%%

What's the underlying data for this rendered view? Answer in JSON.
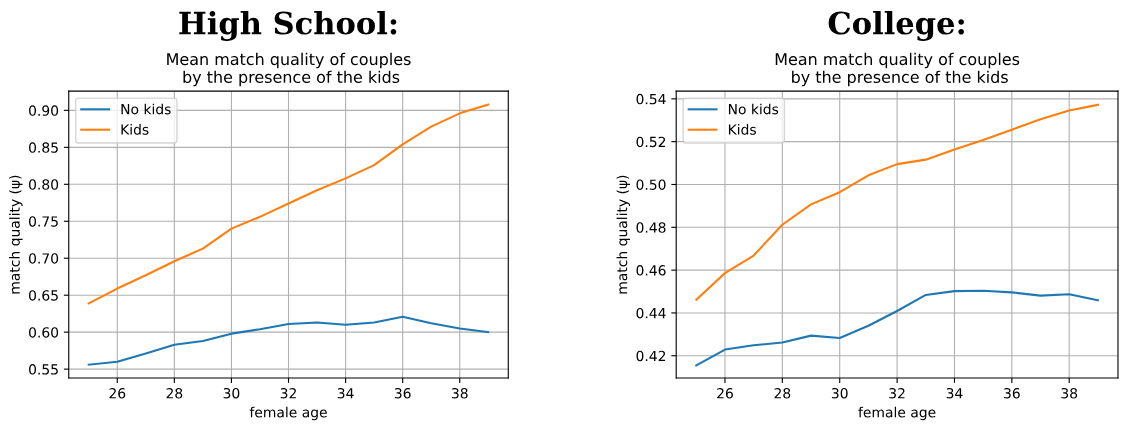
{
  "chart_data": [
    {
      "type": "line",
      "title": "High School:",
      "subtitle": "Mean match quality of couples\n by the presence of the kids",
      "xlabel": "female age",
      "ylabel": "match quality (ψ)",
      "x": [
        25,
        26,
        27,
        28,
        29,
        30,
        31,
        32,
        33,
        34,
        35,
        36,
        37,
        38,
        39
      ],
      "series": [
        {
          "name": "No kids",
          "color": "#1f77b4",
          "values": [
            0.556,
            0.56,
            0.571,
            0.583,
            0.588,
            0.598,
            0.604,
            0.611,
            0.613,
            0.61,
            0.613,
            0.621,
            0.612,
            0.605,
            0.6
          ]
        },
        {
          "name": "Kids",
          "color": "#ff7f0e",
          "values": [
            0.639,
            0.659,
            0.677,
            0.696,
            0.713,
            0.74,
            0.756,
            0.774,
            0.792,
            0.808,
            0.826,
            0.854,
            0.878,
            0.896,
            0.908
          ]
        }
      ],
      "xlim": [
        24.3,
        39.7
      ],
      "xticks": [
        26,
        28,
        30,
        32,
        34,
        36,
        38
      ],
      "ylim": [
        0.538,
        0.926
      ],
      "yticks": [
        {
          "value": 0.55,
          "label": "0.55"
        },
        {
          "value": 0.6,
          "label": "0.60"
        },
        {
          "value": 0.65,
          "label": "0.65"
        },
        {
          "value": 0.7,
          "label": "0.70"
        },
        {
          "value": 0.75,
          "label": "0.75"
        },
        {
          "value": 0.8,
          "label": "0.80"
        },
        {
          "value": 0.85,
          "label": "0.85"
        },
        {
          "value": 0.9,
          "label": "0.90"
        }
      ],
      "grid": true,
      "legend": "top left",
      "line_style": "solid",
      "marker": "none"
    },
    {
      "type": "line",
      "title": "College:",
      "subtitle": "Mean match quality of couples\n by the presence of the kids",
      "xlabel": "female age",
      "ylabel": "match quality (ψ)",
      "x": [
        25,
        26,
        27,
        28,
        29,
        30,
        31,
        32,
        33,
        34,
        35,
        36,
        37,
        38,
        39
      ],
      "series": [
        {
          "name": "No kids",
          "color": "#1f77b4",
          "values": [
            0.4155,
            0.4229,
            0.4249,
            0.4262,
            0.4294,
            0.4283,
            0.434,
            0.4409,
            0.4484,
            0.4502,
            0.4504,
            0.4496,
            0.4481,
            0.4487,
            0.4459
          ]
        },
        {
          "name": "Kids",
          "color": "#ff7f0e",
          "values": [
            0.4462,
            0.4586,
            0.4668,
            0.4812,
            0.4907,
            0.4964,
            0.5043,
            0.5095,
            0.5116,
            0.5163,
            0.5208,
            0.5256,
            0.5305,
            0.5346,
            0.5372
          ]
        }
      ],
      "xlim": [
        24.3,
        39.7
      ],
      "xticks": [
        26,
        28,
        30,
        32,
        34,
        36,
        38
      ],
      "ylim": [
        0.4096,
        0.5436
      ],
      "yticks": [
        {
          "value": 0.42,
          "label": "0.42"
        },
        {
          "value": 0.44,
          "label": "0.44"
        },
        {
          "value": 0.46,
          "label": "0.46"
        },
        {
          "value": 0.48,
          "label": "0.48"
        },
        {
          "value": 0.5,
          "label": "0.50"
        },
        {
          "value": 0.52,
          "label": "0.52"
        },
        {
          "value": 0.54,
          "label": "0.54"
        }
      ],
      "grid": true,
      "legend": "top left",
      "line_style": "solid",
      "marker": "none"
    }
  ]
}
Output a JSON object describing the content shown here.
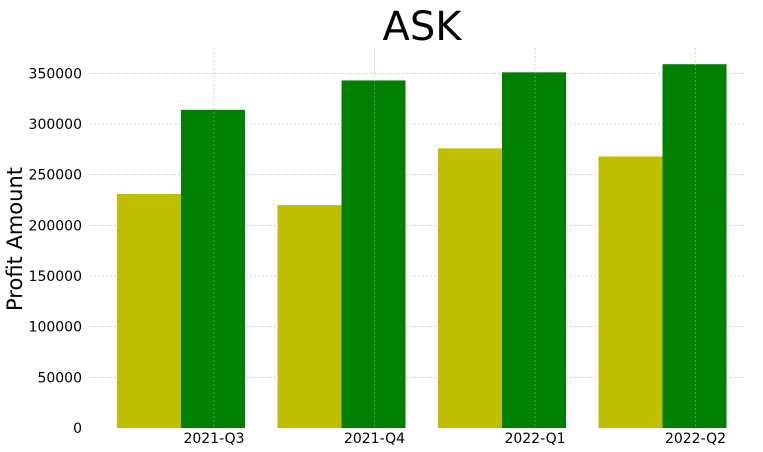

%%

> [Problem description]: Copy each line that holds the word "JSON".

> [Output below]:
What's the underlying data for this rendered view? Answer in JSON.
Output a JSON object describing the content shown here.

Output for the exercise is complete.